• _Records for this task_:
###

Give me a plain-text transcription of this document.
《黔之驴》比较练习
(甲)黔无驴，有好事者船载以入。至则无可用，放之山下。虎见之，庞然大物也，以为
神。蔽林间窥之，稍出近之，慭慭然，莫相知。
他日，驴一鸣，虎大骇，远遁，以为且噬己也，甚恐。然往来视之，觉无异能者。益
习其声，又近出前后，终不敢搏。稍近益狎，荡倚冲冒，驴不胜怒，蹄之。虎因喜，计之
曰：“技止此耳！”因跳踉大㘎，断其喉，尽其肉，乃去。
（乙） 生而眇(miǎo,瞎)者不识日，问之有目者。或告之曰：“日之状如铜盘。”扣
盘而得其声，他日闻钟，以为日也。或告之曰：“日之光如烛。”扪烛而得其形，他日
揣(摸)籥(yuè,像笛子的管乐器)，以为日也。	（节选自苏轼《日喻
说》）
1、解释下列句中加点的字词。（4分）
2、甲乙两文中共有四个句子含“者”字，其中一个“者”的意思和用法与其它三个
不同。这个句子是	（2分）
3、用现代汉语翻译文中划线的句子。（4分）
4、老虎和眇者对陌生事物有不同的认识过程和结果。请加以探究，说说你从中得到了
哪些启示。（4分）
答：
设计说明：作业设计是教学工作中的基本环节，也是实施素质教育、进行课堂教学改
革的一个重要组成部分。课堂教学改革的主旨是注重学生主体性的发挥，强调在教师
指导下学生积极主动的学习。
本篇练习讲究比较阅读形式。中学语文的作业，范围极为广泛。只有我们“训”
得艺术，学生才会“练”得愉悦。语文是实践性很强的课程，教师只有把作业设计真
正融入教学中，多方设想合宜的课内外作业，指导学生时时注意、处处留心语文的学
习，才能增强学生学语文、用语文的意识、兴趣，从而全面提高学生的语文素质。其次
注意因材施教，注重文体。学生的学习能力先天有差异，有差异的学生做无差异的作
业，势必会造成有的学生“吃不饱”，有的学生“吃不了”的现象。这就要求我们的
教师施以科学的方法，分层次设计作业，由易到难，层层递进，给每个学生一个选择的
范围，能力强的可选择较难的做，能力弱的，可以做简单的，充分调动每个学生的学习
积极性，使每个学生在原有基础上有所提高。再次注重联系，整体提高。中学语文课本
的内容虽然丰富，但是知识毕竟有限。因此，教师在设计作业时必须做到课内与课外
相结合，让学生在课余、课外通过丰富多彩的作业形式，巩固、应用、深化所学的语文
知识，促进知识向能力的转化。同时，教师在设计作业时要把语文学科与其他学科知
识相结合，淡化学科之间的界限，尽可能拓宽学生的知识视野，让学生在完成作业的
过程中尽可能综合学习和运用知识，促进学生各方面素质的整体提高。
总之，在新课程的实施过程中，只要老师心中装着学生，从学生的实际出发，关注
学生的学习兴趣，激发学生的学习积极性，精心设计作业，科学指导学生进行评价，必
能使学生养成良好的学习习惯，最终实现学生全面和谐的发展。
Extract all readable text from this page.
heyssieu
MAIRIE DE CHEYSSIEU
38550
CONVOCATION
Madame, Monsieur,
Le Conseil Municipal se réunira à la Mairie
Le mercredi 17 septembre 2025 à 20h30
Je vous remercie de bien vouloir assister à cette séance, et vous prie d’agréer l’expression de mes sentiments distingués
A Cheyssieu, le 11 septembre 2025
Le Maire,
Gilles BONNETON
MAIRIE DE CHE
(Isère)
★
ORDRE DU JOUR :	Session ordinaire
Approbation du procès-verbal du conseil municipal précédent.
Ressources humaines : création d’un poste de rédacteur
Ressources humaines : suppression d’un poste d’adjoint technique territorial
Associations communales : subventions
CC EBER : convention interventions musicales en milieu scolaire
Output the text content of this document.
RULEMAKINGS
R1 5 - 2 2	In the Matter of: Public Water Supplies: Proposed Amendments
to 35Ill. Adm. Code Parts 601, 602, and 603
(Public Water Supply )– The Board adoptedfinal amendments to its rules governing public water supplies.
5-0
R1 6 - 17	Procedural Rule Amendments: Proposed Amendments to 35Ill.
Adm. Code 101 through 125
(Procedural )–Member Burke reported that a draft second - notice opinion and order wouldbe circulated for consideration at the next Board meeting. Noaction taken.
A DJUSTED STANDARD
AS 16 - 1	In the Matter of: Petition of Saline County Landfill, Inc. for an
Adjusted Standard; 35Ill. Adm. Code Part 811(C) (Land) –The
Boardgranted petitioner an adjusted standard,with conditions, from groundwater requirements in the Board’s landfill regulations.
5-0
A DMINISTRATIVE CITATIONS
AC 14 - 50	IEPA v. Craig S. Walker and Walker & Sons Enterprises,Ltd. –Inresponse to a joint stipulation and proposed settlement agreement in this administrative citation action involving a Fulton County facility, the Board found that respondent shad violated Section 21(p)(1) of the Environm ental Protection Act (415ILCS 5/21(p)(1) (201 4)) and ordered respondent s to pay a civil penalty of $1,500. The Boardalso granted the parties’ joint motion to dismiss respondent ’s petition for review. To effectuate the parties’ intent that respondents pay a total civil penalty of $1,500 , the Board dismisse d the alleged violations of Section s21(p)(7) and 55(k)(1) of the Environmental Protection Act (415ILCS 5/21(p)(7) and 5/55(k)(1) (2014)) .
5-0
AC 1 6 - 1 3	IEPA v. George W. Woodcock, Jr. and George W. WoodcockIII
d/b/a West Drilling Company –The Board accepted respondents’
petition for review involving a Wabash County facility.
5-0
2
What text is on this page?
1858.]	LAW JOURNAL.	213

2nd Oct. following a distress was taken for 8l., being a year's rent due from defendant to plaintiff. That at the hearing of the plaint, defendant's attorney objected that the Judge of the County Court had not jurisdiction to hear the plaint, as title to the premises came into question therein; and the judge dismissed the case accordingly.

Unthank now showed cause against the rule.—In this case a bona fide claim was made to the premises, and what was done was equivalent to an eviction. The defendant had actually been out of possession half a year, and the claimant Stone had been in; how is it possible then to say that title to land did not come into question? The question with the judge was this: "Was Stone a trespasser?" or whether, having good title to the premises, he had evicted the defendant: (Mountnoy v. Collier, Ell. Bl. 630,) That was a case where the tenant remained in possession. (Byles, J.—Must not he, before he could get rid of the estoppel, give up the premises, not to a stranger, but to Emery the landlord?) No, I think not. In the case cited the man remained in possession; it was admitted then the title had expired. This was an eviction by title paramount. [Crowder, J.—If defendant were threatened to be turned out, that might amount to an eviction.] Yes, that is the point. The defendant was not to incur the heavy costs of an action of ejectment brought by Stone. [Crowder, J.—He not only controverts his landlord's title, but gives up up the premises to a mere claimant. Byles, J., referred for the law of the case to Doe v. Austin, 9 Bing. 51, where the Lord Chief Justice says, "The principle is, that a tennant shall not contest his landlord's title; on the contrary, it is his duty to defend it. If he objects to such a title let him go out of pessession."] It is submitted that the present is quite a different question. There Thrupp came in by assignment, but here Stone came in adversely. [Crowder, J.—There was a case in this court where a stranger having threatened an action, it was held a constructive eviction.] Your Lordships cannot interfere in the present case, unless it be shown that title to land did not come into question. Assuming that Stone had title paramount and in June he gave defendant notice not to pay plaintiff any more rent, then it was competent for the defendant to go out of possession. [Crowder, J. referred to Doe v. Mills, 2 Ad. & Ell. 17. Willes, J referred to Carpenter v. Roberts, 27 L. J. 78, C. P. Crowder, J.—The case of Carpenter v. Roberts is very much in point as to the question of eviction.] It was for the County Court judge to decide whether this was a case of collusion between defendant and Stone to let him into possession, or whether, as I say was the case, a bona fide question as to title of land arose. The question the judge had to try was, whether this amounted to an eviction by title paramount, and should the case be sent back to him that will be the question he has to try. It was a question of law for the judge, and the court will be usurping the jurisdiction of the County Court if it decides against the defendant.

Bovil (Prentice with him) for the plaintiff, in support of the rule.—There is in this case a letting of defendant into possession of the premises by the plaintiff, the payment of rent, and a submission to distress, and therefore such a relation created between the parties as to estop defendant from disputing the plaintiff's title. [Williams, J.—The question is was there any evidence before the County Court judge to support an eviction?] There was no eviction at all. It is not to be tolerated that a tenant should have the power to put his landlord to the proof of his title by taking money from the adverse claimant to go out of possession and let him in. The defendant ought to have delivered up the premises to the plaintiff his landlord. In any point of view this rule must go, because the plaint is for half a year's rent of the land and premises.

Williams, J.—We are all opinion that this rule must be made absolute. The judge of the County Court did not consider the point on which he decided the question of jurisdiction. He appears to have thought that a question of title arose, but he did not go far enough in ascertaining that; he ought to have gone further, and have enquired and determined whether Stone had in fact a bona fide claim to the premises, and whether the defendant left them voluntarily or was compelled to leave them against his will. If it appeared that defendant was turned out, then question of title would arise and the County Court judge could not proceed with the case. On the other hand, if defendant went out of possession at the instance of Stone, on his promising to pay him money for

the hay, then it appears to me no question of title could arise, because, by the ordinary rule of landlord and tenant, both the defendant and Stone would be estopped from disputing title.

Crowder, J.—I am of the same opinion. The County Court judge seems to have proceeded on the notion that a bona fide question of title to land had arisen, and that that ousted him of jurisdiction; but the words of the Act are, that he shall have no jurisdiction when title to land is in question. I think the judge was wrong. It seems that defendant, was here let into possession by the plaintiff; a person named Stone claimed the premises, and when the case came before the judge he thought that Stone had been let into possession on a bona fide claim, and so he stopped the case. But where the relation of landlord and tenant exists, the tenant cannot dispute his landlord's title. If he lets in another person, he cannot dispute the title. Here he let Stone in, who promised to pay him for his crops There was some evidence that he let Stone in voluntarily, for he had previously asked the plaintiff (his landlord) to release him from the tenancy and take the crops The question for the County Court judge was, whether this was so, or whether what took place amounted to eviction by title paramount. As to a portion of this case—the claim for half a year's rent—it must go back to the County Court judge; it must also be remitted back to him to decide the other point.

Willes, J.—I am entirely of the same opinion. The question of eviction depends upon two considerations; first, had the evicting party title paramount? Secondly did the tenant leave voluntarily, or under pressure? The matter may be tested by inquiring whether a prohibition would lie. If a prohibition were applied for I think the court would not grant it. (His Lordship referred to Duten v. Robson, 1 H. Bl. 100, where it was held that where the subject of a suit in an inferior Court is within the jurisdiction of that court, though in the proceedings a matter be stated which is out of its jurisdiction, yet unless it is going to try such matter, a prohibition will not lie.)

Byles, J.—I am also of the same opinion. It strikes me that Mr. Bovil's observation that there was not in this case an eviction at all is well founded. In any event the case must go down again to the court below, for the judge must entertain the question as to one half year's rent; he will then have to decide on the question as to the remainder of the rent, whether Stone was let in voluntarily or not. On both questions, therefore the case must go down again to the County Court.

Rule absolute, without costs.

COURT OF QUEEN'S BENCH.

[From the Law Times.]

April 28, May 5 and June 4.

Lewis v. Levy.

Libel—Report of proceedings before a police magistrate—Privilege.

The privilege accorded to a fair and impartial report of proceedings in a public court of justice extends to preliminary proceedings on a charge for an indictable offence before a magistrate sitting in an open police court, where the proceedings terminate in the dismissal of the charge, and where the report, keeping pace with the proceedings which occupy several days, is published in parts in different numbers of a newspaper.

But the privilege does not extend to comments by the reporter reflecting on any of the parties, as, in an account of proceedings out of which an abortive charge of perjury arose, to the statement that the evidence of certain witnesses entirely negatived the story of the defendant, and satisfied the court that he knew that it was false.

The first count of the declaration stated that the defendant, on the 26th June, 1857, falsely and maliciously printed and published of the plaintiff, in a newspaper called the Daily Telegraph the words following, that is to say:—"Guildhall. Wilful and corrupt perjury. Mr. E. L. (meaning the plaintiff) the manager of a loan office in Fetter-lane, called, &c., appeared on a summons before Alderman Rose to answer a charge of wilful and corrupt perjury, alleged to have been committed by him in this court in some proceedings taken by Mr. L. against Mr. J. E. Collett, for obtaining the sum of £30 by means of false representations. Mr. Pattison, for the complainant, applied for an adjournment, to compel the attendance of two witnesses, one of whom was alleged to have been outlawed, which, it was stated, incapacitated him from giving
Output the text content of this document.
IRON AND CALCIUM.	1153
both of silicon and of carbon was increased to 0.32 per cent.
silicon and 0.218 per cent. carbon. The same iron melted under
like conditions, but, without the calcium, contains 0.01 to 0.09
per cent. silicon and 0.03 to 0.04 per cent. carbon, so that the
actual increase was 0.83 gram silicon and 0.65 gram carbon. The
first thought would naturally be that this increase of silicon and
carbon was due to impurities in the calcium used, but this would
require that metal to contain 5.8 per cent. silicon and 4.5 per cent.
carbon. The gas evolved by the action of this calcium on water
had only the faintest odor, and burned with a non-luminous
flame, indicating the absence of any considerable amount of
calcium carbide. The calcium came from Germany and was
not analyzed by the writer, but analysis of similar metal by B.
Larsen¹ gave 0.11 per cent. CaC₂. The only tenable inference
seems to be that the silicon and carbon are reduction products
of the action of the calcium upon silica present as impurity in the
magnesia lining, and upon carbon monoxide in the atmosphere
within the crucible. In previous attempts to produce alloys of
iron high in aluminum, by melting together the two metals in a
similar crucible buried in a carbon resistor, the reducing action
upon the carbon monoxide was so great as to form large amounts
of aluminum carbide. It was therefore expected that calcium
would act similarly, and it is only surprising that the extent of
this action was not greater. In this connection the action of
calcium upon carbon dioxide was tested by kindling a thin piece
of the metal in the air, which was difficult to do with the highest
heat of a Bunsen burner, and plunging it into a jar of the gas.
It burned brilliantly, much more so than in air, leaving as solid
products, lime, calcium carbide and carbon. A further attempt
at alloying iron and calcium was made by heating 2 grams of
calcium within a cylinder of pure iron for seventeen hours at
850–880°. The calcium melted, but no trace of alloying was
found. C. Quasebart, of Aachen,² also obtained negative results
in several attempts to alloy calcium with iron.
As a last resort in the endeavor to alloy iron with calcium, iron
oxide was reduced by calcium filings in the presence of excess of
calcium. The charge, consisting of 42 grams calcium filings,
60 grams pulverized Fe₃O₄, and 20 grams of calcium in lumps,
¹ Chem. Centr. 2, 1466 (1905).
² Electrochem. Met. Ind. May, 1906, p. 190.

###

• _Exercise task_: Search the lines for the string "carbide" and copy every line that has it.

• _Correct output_:
calcium carbide. The calcium came from Germany and was
of aluminum carbide. It was therefore expected that calcium
products, lime, calcium carbide and carbon. A further attempt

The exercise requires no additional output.